#### WORK TO BE COMPLETED:
Go through the lines below. Copy those with "Google".

(Collected data entries)
╔══
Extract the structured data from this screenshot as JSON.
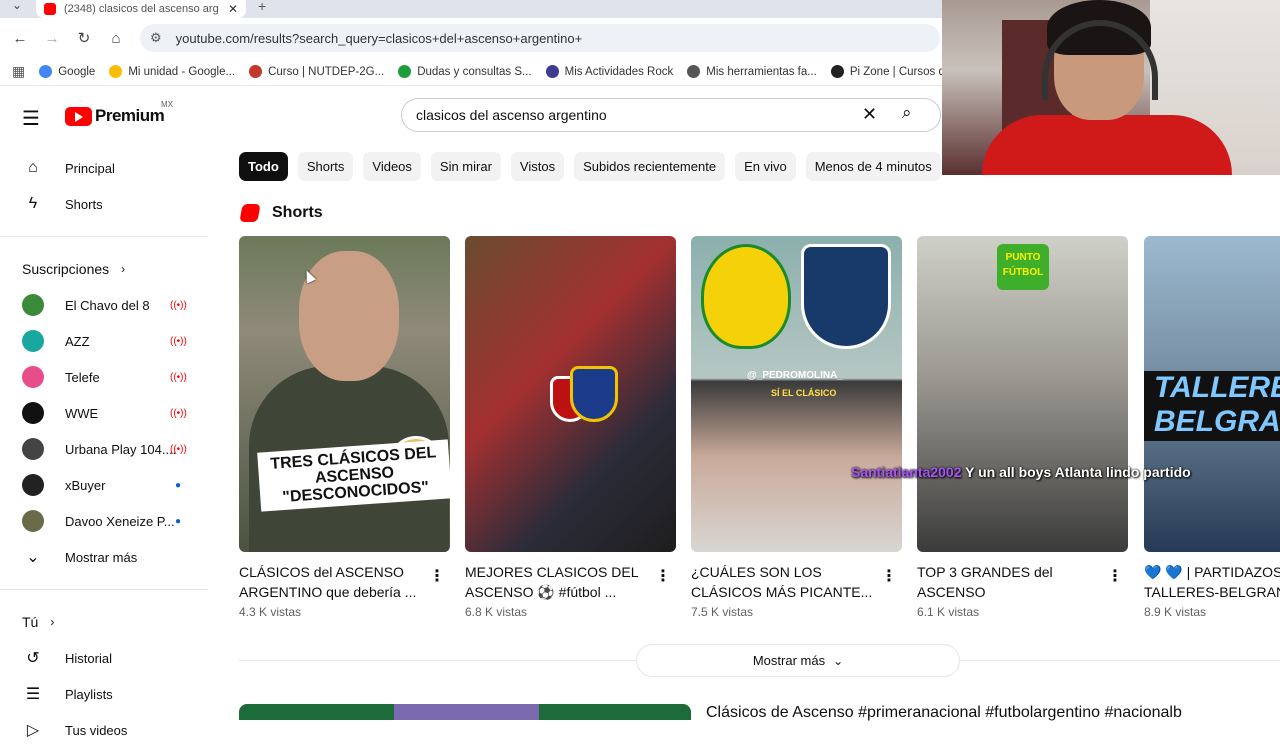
{
  "browser": {
    "tab_title": "(2348) clasicos del ascenso arg",
    "url": "youtube.com/results?search_query=clasicos+del+ascenso+argentino+",
    "bookmarks": [
      {
        "label": "Google",
        "color": "#4285f4"
      },
      {
        "label": "Mi unidad - Google...",
        "color": "#fbbc04"
      },
      {
        "label": "Curso | NUTDEP-2G...",
        "color": "#c0392b"
      },
      {
        "label": "Dudas y consultas S...",
        "color": "#1e9e3a"
      },
      {
        "label": "Mis Actividades Rock",
        "color": "#3b3b8f"
      },
      {
        "label": "Mis herramientas fa...",
        "color": "#555555"
      },
      {
        "label": "Pi Zone | Cursos de...",
        "color": "#222222"
      }
    ]
  },
  "header": {
    "brand": "Premium",
    "country": "MX",
    "search_value": "clasicos del ascenso argentino"
  },
  "sidebar": {
    "main": [
      {
        "label": "Principal",
        "icon": "home-icon"
      },
      {
        "label": "Shorts",
        "icon": "shorts-icon"
      }
    ],
    "subs_title": "Suscripciones",
    "subs": [
      {
        "label": "El Chavo del 8",
        "color": "#3a8a3a",
        "status": "live"
      },
      {
        "label": "AZZ",
        "color": "#1aa7a0",
        "status": "live"
      },
      {
        "label": "Telefe",
        "color": "#e84c8a",
        "status": "live"
      },
      {
        "label": "WWE",
        "color": "#111111",
        "status": "live"
      },
      {
        "label": "Urbana Play 104....",
        "color": "#444444",
        "status": "live"
      },
      {
        "label": "xBuyer",
        "color": "#222222",
        "status": "new"
      },
      {
        "label": "Davoo Xeneize P...",
        "color": "#6b6b4a",
        "status": "new"
      }
    ],
    "show_more": "Mostrar más",
    "you_title": "Tú",
    "you": [
      {
        "label": "Historial",
        "icon": "history-icon"
      },
      {
        "label": "Playlists",
        "icon": "playlists-icon"
      },
      {
        "label": "Tus videos",
        "icon": "videos-icon"
      }
    ]
  },
  "chips": [
    "Todo",
    "Shorts",
    "Videos",
    "Sin mirar",
    "Vistos",
    "Subidos recientemente",
    "En vivo",
    "Menos de 4 minutos"
  ],
  "shorts_section": {
    "title": "Shorts",
    "items": [
      {
        "title": "CLÁSICOS del ASCENSO ARGENTINO que debería ...",
        "views": "4.3 K vistas",
        "caption": "TRES CLÁSICOS DEL ASCENSO \"DESCONOCIDOS\""
      },
      {
        "title": "MEJORES CLASICOS DEL ASCENSO ⚽ #fútbol ...",
        "views": "6.8 K vistas"
      },
      {
        "title": "¿CUÁLES SON LOS CLÁSICOS MÁS PICANTE...",
        "views": "7.5 K vistas",
        "tag": "@_PEDROMOLINA_",
        "tag2": "SÍ EL CLÁSICO"
      },
      {
        "title": "TOP 3 GRANDES del ASCENSO",
        "views": "6.1 K vistas",
        "logo_text": "PUNTO FÚTBOL"
      },
      {
        "title": "💙 💙 | PARTIDAZOS: TALLERES-BELGRANO",
        "views": "8.9 K vistas",
        "band_text": "TALLERES BELGRANO"
      }
    ],
    "show_more": "Mostrar más"
  },
  "chat_overlay": {
    "user": "Santiatlanta2002",
    "message": "Y un all boys Atlanta lindo partido"
  },
  "next_video": {
    "title": "Clásicos de Ascenso #primeranacional #futbolargentino #nacionalb"
  }
}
╚══
#### SOLUTION BELOW:
        "label": "Google",
        "label": "Mi unidad - Google...",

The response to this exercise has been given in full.